[RECORDS FOR THE TASK]
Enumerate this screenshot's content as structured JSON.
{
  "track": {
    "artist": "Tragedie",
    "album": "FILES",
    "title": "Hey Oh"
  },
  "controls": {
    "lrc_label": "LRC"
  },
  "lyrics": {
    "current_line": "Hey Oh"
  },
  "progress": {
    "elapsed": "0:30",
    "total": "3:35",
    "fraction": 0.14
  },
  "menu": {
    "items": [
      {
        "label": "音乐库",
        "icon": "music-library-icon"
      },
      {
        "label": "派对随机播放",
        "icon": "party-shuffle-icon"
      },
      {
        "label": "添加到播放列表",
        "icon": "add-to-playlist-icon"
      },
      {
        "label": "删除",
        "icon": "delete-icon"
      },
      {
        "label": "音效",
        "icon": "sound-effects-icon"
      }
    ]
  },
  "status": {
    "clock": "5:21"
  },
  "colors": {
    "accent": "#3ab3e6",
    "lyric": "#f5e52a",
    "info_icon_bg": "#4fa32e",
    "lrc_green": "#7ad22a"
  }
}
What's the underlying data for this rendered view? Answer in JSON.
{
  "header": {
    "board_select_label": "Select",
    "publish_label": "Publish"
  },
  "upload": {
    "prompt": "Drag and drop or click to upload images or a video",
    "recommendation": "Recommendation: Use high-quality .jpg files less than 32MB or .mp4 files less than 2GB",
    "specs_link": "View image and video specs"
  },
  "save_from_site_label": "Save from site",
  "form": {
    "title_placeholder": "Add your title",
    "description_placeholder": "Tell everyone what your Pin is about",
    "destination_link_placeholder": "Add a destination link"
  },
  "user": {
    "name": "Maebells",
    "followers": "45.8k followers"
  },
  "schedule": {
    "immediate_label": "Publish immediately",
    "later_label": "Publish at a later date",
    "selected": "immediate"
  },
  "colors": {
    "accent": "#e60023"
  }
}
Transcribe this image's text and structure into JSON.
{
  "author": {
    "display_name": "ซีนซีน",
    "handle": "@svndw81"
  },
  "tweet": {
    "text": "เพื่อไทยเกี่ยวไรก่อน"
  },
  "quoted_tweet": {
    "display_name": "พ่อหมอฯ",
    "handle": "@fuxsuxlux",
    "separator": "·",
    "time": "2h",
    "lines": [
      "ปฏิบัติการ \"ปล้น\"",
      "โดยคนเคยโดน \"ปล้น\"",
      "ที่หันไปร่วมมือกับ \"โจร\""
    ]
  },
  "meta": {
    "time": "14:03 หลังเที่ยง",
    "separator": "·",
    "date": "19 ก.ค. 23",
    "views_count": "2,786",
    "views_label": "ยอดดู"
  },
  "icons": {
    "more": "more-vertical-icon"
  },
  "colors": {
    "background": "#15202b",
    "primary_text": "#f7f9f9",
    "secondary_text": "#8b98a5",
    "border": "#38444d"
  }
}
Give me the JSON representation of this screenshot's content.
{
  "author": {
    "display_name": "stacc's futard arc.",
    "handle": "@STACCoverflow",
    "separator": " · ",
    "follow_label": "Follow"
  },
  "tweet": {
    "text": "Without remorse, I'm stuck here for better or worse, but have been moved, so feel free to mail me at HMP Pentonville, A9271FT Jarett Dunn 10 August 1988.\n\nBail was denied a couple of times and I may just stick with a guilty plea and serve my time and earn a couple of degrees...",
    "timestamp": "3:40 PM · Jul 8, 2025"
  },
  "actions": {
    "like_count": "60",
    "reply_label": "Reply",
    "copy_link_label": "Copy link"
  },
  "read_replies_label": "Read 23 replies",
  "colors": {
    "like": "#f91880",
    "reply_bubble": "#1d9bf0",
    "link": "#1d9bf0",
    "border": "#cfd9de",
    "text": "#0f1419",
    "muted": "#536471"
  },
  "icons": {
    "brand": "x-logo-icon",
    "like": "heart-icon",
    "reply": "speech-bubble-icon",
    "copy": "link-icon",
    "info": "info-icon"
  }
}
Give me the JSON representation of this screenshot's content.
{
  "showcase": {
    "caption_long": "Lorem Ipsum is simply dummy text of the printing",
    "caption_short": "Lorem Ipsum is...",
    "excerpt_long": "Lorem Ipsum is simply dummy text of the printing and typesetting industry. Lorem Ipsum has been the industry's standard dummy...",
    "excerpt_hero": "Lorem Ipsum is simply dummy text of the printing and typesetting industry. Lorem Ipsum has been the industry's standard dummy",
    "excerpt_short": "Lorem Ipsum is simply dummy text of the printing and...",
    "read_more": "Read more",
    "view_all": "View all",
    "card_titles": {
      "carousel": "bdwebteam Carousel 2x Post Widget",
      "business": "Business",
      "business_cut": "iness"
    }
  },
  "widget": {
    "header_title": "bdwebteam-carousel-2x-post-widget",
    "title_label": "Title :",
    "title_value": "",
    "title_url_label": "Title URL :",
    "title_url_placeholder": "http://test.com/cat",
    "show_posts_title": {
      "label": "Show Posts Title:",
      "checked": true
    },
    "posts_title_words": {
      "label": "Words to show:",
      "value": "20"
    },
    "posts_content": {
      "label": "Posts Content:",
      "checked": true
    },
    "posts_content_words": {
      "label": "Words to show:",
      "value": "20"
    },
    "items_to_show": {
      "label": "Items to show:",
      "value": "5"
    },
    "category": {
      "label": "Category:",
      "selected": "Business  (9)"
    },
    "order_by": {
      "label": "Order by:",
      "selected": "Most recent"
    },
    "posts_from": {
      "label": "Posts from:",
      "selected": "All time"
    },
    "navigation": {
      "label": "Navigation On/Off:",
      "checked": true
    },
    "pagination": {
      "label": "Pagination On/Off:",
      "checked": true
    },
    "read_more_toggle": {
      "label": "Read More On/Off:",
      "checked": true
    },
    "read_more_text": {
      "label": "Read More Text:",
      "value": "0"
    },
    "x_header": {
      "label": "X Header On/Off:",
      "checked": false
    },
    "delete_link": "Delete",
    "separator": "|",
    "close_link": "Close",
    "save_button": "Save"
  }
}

[REQUIREMENT]
Give only the number of lines in the entries above that hold the string "carousel".

[SOLUTION TO THIS PROBLEM]
2